* Directive
Each entry should be quoted word for word, including every mark of punctuation.

Records from a collection
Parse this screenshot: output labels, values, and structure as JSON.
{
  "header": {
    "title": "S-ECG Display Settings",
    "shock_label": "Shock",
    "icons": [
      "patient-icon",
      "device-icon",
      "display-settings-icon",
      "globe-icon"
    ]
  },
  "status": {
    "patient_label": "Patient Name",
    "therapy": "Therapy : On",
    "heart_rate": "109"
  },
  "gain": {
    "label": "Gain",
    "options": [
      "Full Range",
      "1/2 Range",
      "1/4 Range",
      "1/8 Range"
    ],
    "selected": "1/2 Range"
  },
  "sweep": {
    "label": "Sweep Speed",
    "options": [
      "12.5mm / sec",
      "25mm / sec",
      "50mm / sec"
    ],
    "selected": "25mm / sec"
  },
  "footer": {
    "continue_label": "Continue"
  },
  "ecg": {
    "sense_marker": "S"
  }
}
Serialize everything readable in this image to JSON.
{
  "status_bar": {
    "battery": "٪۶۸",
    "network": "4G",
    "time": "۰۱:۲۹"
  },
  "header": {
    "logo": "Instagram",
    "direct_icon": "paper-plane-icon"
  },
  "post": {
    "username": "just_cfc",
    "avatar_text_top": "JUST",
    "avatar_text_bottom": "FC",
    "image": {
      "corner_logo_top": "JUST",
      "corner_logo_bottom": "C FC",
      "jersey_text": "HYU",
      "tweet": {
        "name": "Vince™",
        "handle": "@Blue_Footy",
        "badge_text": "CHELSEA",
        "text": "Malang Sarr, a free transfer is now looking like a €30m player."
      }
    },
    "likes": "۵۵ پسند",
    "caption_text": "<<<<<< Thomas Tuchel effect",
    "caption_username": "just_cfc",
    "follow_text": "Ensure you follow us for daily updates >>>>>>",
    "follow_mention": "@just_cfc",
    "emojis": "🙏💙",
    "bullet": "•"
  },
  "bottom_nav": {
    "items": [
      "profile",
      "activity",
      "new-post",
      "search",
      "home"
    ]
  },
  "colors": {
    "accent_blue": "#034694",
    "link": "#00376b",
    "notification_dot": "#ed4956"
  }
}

* Solution to the problem
Parse this screenshot: output labels, values, and structure as JSON.
{
  "header": {
    "title": "S-ECG Display Settings",
    "shock_label": "Shock",
    "icons": [
      "patient-icon",
      "device-icon",
      "display-settings-icon",
      "globe-icon"
    ]
  },
  "status": {
    "patient_label": "Patient Name",
    "therapy": "Therapy : On",
    "heart_rate": "109"
  },
  "gain": {
    "label": "Gain",
    "options": [
      "Full Range",
      "1/2 Range",
      "1/4 Range",
      "1/8 Range"
    ],
    "selected": "1/2 Range"
  },
  "sweep": {
    "label": "Sweep Speed",
    "options": [
      "12.5mm / sec",
      "25mm / sec",
      "50mm / sec"
    ],
    "selected": "25mm / sec"
  },
  "footer": {
    "continue_label": "Continue"
  },
  "ecg": {
    "sense_marker": "S"
  }
}
Serialize everything readable in this image to JSON.
{
  "status_bar": {
    "battery": "٪۶۸",
    "network": "4G",
    "time": "۰۱:۲۹"
  },
  "header": {
    "logo": "Instagram",
    "direct_icon": "paper-plane-icon"
  },
  "post": {
    "username": "just_cfc",
    "avatar_text_top": "JUST",
    "avatar_text_bottom": "FC",
    "image": {
      "corner_logo_top": "JUST",
      "corner_logo_bottom": "C FC",
      "jersey_text": "HYU",
      "tweet": {
        "name": "Vince™",
        "handle": "@Blue_Footy",
        "badge_text": "CHELSEA",
        "text": "Malang Sarr, a free transfer is now looking like a €30m player."
      }
    },
    "likes": "۵۵ پسند",
    "caption_text": "<<<<<< Thomas Tuchel effect",
    "caption_username": "just_cfc",
    "follow_text": "Ensure you follow us for daily updates >>>>>>",
    "follow_mention": "@just_cfc",
    "emojis": "🙏💙",
    "bullet": "•"
  },
  "bottom_nav": {
    "items": [
      "profile",
      "activity",
      "new-post",
      "search",
      "home"
    ]
  },
  "colors": {
    "accent_blue": "#034694",
    "link": "#00376b",
    "notification_dot": "#ed4956"
  }
}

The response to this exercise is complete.